> Task to complete
Return every line below as is, leaving out the pictures.

——

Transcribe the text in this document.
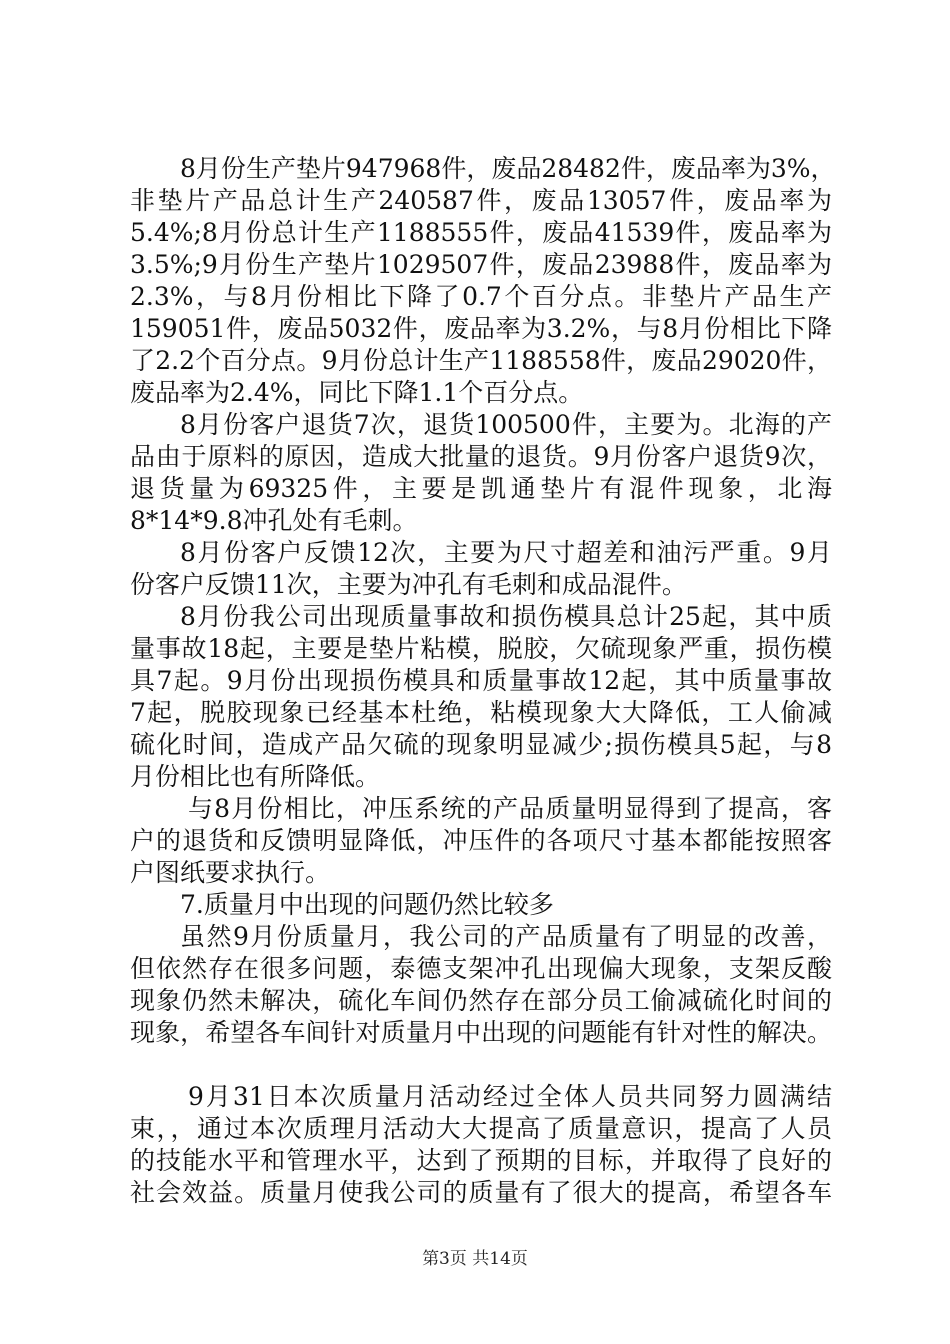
8月份生产垫片947968件，废品28482件，废品率为3%，
非垫片产品总计生产240587件，废品13057件，废品率为
5.4%;8月份总计生产1188555件，废品41539件，废品率为
3.5%;9月份生产垫片1029507件，废品23988件，废品率为
2.3%，与8月份相比下降了0.7个百分点。非垫片产品生产
159051件，废品5032件，废品率为3.2%，与8月份相比下降
了2.2个百分点。9月份总计生产1188558件，废品29020件，
废品率为2.4%，同比下降1.1个百分点。
8月份客户退货7次，退货100500件，主要为。北海的产
品由于原料的原因，造成大批量的退货。9月份客户退货9次，
退货量为69325件，主要是凯通垫片有混件现象，北海
8*14*9.8冲孔处有毛刺。
8月份客户反馈12次，主要为尺寸超差和油污严重。9月
份客户反馈11次，主要为冲孔有毛刺和成品混件。
8月份我公司出现质量事故和损伤模具总计25起，其中质
量事故18起，主要是垫片粘模，脱胶，欠硫现象严重，损伤模
具7起。9月份出现损伤模具和质量事故12起，其中质量事故
7起，脱胶现象已经基本杜绝，粘模现象大大降低，工人偷减
硫化时间，造成产品欠硫的现象明显减少;损伤模具5起，与8
月份相比也有所降低。
与8月份相比，冲压系统的产品质量明显得到了提高，客
户的退货和反馈明显降低，冲压件的各项尺寸基本都能按照客
户图纸要求执行。
7.质量月中出现的问题仍然比较多
虽然9月份质量月，我公司的产品质量有了明显的改善，
但依然存在很多问题，泰德支架冲孔出现偏大现象，支架反酸
现象仍然未解决，硫化车间仍然存在部分员工偷减硫化时间的
现象，希望各车间针对质量月中出现的问题能有针对性的解决。
9月31日本次质量月活动经过全体人员共同努力圆满结
束，，通过本次质理月活动大大提高了质量意识，提高了人员
的技能水平和管理水平，达到了预期的目标，并取得了良好的
社会效益。质量月使我公司的质量有了很大的提高，希望各车
第3页 共14页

——

> Response
Transcribe the text in this document.
8月份生产垫片947968件，废品28482件，废品率为3%，
非垫片产品总计生产240587件，废品13057件，废品率为
5.4%;8月份总计生产1188555件，废品41539件，废品率为
3.5%;9月份生产垫片1029507件，废品23988件，废品率为
2.3%，与8月份相比下降了0.7个百分点。非垫片产品生产
159051件，废品5032件，废品率为3.2%，与8月份相比下降
了2.2个百分点。9月份总计生产1188558件，废品29020件，
废品率为2.4%，同比下降1.1个百分点。
8月份客户退货7次，退货100500件，主要为。北海的产
品由于原料的原因，造成大批量的退货。9月份客户退货9次，
退货量为69325件，主要是凯通垫片有混件现象，北海
8*14*9.8冲孔处有毛刺。
8月份客户反馈12次，主要为尺寸超差和油污严重。9月
份客户反馈11次，主要为冲孔有毛刺和成品混件。
8月份我公司出现质量事故和损伤模具总计25起，其中质
量事故18起，主要是垫片粘模，脱胶，欠硫现象严重，损伤模
具7起。9月份出现损伤模具和质量事故12起，其中质量事故
7起，脱胶现象已经基本杜绝，粘模现象大大降低，工人偷减
硫化时间，造成产品欠硫的现象明显减少;损伤模具5起，与8
月份相比也有所降低。
与8月份相比，冲压系统的产品质量明显得到了提高，客
户的退货和反馈明显降低，冲压件的各项尺寸基本都能按照客
户图纸要求执行。
7.质量月中出现的问题仍然比较多
虽然9月份质量月，我公司的产品质量有了明显的改善，
但依然存在很多问题，泰德支架冲孔出现偏大现象，支架反酸
现象仍然未解决，硫化车间仍然存在部分员工偷减硫化时间的
现象，希望各车间针对质量月中出现的问题能有针对性的解决。
9月31日本次质量月活动经过全体人员共同努力圆满结
束，，通过本次质理月活动大大提高了质量意识，提高了人员
的技能水平和管理水平，达到了预期的目标，并取得了良好的
社会效益。质量月使我公司的质量有了很大的提高，希望各车
第3页 共14页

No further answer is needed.